__What to do__. Reproduce each line exactly, including spacing and punctuation.

Recorded data
****************

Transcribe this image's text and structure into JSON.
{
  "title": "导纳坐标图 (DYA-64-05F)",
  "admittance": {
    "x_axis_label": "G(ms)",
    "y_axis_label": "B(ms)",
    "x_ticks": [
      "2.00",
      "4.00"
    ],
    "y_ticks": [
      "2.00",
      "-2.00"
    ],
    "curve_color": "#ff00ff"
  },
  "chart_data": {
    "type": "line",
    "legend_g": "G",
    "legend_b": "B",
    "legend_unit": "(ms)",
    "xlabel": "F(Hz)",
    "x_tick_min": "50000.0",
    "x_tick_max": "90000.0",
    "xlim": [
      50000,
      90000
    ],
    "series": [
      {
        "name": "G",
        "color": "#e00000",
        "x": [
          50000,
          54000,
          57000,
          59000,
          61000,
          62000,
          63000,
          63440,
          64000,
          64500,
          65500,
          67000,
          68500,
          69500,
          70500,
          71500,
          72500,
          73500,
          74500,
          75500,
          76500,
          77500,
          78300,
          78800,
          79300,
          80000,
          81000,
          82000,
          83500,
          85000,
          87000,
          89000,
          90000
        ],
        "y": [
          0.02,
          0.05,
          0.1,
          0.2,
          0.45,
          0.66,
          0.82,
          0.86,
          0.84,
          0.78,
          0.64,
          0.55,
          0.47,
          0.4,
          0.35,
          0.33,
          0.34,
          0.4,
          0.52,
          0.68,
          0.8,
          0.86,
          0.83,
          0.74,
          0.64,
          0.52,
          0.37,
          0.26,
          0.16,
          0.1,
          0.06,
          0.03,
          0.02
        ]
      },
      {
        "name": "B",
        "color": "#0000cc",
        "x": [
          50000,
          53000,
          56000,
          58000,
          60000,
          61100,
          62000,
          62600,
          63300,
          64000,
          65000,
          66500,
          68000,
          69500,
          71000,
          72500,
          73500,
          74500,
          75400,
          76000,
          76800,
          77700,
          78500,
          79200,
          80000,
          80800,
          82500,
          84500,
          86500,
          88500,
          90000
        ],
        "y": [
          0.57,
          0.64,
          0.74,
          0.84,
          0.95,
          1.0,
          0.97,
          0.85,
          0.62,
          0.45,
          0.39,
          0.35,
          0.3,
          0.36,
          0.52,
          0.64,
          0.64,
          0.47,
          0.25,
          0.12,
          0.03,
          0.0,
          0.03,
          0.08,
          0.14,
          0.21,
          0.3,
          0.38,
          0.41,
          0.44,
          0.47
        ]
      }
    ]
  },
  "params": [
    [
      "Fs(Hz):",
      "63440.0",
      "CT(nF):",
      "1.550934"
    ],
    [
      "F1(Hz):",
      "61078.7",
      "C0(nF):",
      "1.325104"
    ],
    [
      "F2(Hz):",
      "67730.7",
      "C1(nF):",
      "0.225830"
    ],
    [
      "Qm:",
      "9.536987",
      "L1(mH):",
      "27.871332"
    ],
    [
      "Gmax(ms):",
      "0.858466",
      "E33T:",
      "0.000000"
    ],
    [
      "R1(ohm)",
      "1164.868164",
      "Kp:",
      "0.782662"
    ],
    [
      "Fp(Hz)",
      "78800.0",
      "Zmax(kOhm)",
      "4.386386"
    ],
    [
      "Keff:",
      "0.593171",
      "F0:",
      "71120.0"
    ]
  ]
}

****************

__Response__.
Transcribe this image's text and structure into JSON.
{
  "title": "导纳坐标图 (DYA-64-05F)",
  "admittance": {
    "x_axis_label": "G(ms)",
    "y_axis_label": "B(ms)",
    "x_ticks": [
      "2.00",
      "4.00"
    ],
    "y_ticks": [
      "2.00",
      "-2.00"
    ],
    "curve_color": "#ff00ff"
  },
  "chart_data": {
    "type": "line",
    "legend_g": "G",
    "legend_b": "B",
    "legend_unit": "(ms)",
    "xlabel": "F(Hz)",
    "x_tick_min": "50000.0",
    "x_tick_max": "90000.0",
    "xlim": [
      50000,
      90000
    ],
    "series": [
      {
        "name": "G",
        "color": "#e00000",
        "x": [
          50000,
          54000,
          57000,
          59000,
          61000,
          62000,
          63000,
          63440,
          64000,
          64500,
          65500,
          67000,
          68500,
          69500,
          70500,
          71500,
          72500,
          73500,
          74500,
          75500,
          76500,
          77500,
          78300,
          78800,
          79300,
          80000,
          81000,
          82000,
          83500,
          85000,
          87000,
          89000,
          90000
        ],
        "y": [
          0.02,
          0.05,
          0.1,
          0.2,
          0.45,
          0.66,
          0.82,
          0.86,
          0.84,
          0.78,
          0.64,
          0.55,
          0.47,
          0.4,
          0.35,
          0.33,
          0.34,
          0.4,
          0.52,
          0.68,
          0.8,
          0.86,
          0.83,
          0.74,
          0.64,
          0.52,
          0.37,
          0.26,
          0.16,
          0.1,
          0.06,
          0.03,
          0.02
        ]
      },
      {
        "name": "B",
        "color": "#0000cc",
        "x": [
          50000,
          53000,
          56000,
          58000,
          60000,
          61100,
          62000,
          62600,
          63300,
          64000,
          65000,
          66500,
          68000,
          69500,
          71000,
          72500,
          73500,
          74500,
          75400,
          76000,
          76800,
          77700,
          78500,
          79200,
          80000,
          80800,
          82500,
          84500,
          86500,
          88500,
          90000
        ],
        "y": [
          0.57,
          0.64,
          0.74,
          0.84,
          0.95,
          1.0,
          0.97,
          0.85,
          0.62,
          0.45,
          0.39,
          0.35,
          0.3,
          0.36,
          0.52,
          0.64,
          0.64,
          0.47,
          0.25,
          0.12,
          0.03,
          0.0,
          0.03,
          0.08,
          0.14,
          0.21,
          0.3,
          0.38,
          0.41,
          0.44,
          0.47
        ]
      }
    ]
  },
  "params": [
    [
      "Fs(Hz):",
      "63440.0",
      "CT(nF):",
      "1.550934"
    ],
    [
      "F1(Hz):",
      "61078.7",
      "C0(nF):",
      "1.325104"
    ],
    [
      "F2(Hz):",
      "67730.7",
      "C1(nF):",
      "0.225830"
    ],
    [
      "Qm:",
      "9.536987",
      "L1(mH):",
      "27.871332"
    ],
    [
      "Gmax(ms):",
      "0.858466",
      "E33T:",
      "0.000000"
    ],
    [
      "R1(ohm)",
      "1164.868164",
      "Kp:",
      "0.782662"
    ],
    [
      "Fp(Hz)",
      "78800.0",
      "Zmax(kOhm)",
      "4.386386"
    ],
    [
      "Keff:",
      "0.593171",
      "F0:",
      "71120.0"
    ]
  ]
}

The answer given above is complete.